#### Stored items
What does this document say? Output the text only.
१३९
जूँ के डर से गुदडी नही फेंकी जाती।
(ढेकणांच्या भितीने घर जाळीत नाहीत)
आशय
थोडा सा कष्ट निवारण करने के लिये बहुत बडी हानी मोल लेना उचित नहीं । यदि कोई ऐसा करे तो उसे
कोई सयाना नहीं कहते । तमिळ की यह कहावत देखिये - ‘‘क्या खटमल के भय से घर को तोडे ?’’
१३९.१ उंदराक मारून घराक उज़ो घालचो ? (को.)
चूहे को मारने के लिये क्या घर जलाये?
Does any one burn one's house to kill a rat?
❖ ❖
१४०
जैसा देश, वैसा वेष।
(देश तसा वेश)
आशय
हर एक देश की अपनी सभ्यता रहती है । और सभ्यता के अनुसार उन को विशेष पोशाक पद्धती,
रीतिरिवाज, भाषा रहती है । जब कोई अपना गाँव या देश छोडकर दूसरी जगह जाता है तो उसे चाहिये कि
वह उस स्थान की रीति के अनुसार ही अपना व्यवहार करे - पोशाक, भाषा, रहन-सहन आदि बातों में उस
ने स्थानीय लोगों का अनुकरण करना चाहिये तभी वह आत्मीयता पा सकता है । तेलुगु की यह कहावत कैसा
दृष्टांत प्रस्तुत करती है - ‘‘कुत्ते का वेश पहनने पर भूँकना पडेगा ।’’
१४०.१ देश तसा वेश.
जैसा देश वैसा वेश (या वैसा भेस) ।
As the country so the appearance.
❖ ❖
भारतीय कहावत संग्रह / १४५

#### Work to be completed
Transcribe each entry exactly.

#### Correct result
What does this document say? Output the text only.
१३९
जूँ के डर से गुदडी नही फेंकी जाती।
(ढेकणांच्या भितीने घर जाळीत नाहीत)
आशय
थोडा सा कष्ट निवारण करने के लिये बहुत बडी हानी मोल लेना उचित नहीं । यदि कोई ऐसा करे तो उसे
कोई सयाना नहीं कहते । तमिळ की यह कहावत देखिये - ‘‘क्या खटमल के भय से घर को तोडे ?’’
१३९.१ उंदराक मारून घराक उज़ो घालचो ? (को.)
चूहे को मारने के लिये क्या घर जलाये?
Does any one burn one's house to kill a rat?
❖ ❖
१४०
जैसा देश, वैसा वेष।
(देश तसा वेश)
आशय
हर एक देश की अपनी सभ्यता रहती है । और सभ्यता के अनुसार उन को विशेष पोशाक पद्धती,
रीतिरिवाज, भाषा रहती है । जब कोई अपना गाँव या देश छोडकर दूसरी जगह जाता है तो उसे चाहिये कि
वह उस स्थान की रीति के अनुसार ही अपना व्यवहार करे - पोशाक, भाषा, रहन-सहन आदि बातों में उस
ने स्थानीय लोगों का अनुकरण करना चाहिये तभी वह आत्मीयता पा सकता है । तेलुगु की यह कहावत कैसा
दृष्टांत प्रस्तुत करती है - ‘‘कुत्ते का वेश पहनने पर भूँकना पडेगा ।’’
१४०.१ देश तसा वेश.
जैसा देश वैसा वेश (या वैसा भेस) ।
As the country so the appearance.
❖ ❖
भारतीय कहावत संग्रह / १४५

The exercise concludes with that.